— START OF Data listing —
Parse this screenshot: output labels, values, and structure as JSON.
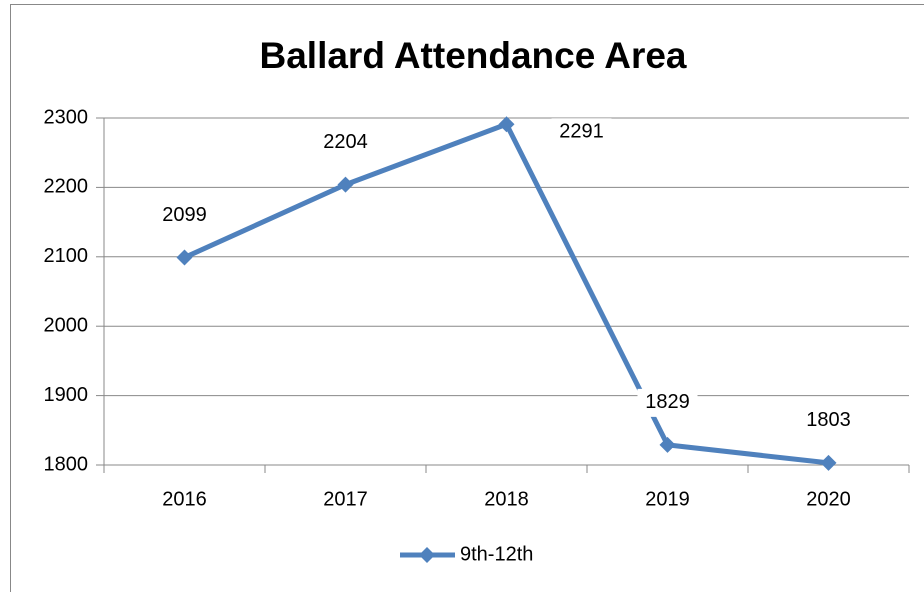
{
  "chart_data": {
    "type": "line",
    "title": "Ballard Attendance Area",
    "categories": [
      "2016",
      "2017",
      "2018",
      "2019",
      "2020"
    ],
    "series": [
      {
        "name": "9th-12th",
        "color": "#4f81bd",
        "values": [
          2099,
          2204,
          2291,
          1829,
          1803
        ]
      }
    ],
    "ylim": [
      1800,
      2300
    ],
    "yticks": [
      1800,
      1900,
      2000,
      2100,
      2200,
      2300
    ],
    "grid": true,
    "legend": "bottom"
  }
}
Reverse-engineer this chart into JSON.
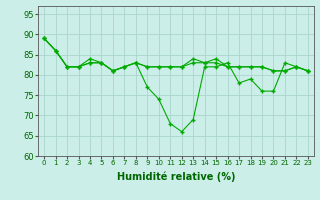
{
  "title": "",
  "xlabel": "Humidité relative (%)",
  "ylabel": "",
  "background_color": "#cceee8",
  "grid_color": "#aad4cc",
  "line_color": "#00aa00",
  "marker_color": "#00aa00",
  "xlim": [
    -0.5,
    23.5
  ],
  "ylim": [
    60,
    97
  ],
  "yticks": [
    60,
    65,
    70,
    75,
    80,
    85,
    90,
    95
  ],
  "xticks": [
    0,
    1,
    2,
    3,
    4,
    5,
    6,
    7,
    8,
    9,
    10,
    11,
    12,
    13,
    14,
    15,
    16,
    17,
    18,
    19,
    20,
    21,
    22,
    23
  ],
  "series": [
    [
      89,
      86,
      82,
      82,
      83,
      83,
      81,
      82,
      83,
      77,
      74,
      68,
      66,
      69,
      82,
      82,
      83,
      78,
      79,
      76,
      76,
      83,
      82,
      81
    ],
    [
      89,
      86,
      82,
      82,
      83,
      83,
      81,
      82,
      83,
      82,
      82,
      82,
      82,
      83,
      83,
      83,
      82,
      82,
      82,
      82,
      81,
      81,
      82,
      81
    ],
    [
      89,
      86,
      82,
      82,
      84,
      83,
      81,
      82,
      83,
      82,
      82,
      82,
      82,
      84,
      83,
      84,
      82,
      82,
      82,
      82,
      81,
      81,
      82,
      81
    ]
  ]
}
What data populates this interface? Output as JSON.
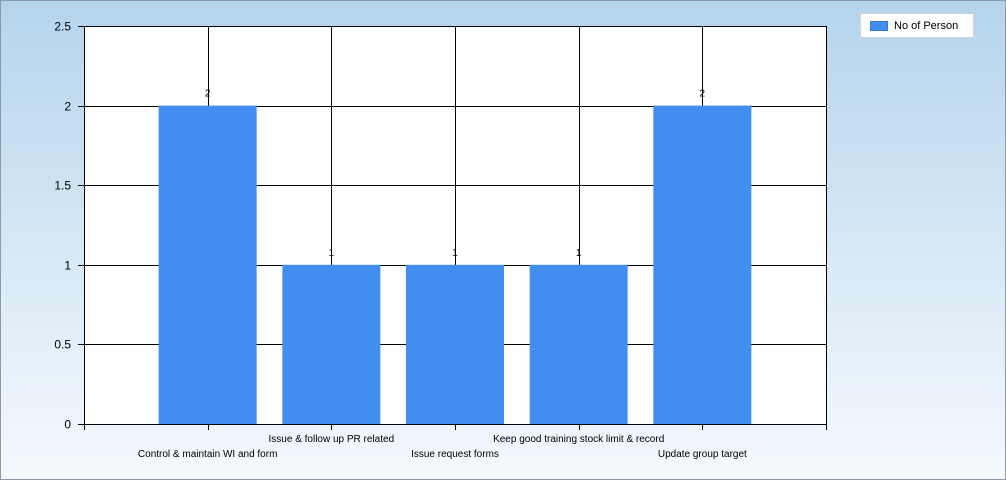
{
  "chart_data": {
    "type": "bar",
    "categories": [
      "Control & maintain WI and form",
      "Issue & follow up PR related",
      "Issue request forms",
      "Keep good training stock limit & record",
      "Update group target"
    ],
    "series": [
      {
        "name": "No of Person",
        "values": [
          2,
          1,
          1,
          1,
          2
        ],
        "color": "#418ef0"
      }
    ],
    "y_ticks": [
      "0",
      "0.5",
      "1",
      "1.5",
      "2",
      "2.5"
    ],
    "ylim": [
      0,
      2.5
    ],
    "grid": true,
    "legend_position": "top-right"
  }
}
— END OF Data listing —
Exercise task -
Take the entries shown above and quote them verbatim, passing over the pictures.

Output for this exercise -
Parse this screenshot: output labels, values, and structure as JSON.
{
  "chart_data": {
    "type": "line",
    "title": "Ballard Attendance Area",
    "categories": [
      "2016",
      "2017",
      "2018",
      "2019",
      "2020"
    ],
    "series": [
      {
        "name": "9th-12th",
        "color": "#4f81bd",
        "values": [
          2099,
          2204,
          2291,
          1829,
          1803
        ]
      }
    ],
    "ylim": [
      1800,
      2300
    ],
    "yticks": [
      1800,
      1900,
      2000,
      2100,
      2200,
      2300
    ],
    "grid": true,
    "legend": "bottom"
  }
}
Reverse-engineer this chart into JSON.
{
  "title": "",
  "xlabel": "Humidité relative (%)",
  "ylabel": "",
  "background_color": "#cceee8",
  "grid_color": "#aad4cc",
  "line_color": "#00aa00",
  "marker_color": "#00aa00",
  "xlim": [
    -0.5,
    23.5
  ],
  "ylim": [
    60,
    97
  ],
  "yticks": [
    60,
    65,
    70,
    75,
    80,
    85,
    90,
    95
  ],
  "xticks": [
    0,
    1,
    2,
    3,
    4,
    5,
    6,
    7,
    8,
    9,
    10,
    11,
    12,
    13,
    14,
    15,
    16,
    17,
    18,
    19,
    20,
    21,
    22,
    23
  ],
  "series": [
    [
      89,
      86,
      82,
      82,
      83,
      83,
      81,
      82,
      83,
      77,
      74,
      68,
      66,
      69,
      82,
      82,
      83,
      78,
      79,
      76,
      76,
      83,
      82,
      81
    ],
    [
      89,
      86,
      82,
      82,
      83,
      83,
      81,
      82,
      83,
      82,
      82,
      82,
      82,
      83,
      83,
      83,
      82,
      82,
      82,
      82,
      81,
      81,
      82,
      81
    ],
    [
      89,
      86,
      82,
      82,
      84,
      83,
      81,
      82,
      83,
      82,
      82,
      82,
      82,
      84,
      83,
      84,
      82,
      82,
      82,
      82,
      81,
      81,
      82,
      81
    ]
  ]
}
What data populates this interface? Output as JSON.
{
  "chart_data": {
    "type": "bar",
    "categories": [
      "Control & maintain WI and form",
      "Issue & follow up PR related",
      "Issue request forms",
      "Keep good training stock limit & record",
      "Update group target"
    ],
    "series": [
      {
        "name": "No of Person",
        "values": [
          2,
          1,
          1,
          1,
          2
        ],
        "color": "#418ef0"
      }
    ],
    "y_ticks": [
      "0",
      "0.5",
      "1",
      "1.5",
      "2",
      "2.5"
    ],
    "ylim": [
      0,
      2.5
    ],
    "grid": true,
    "legend_position": "top-right"
  }
}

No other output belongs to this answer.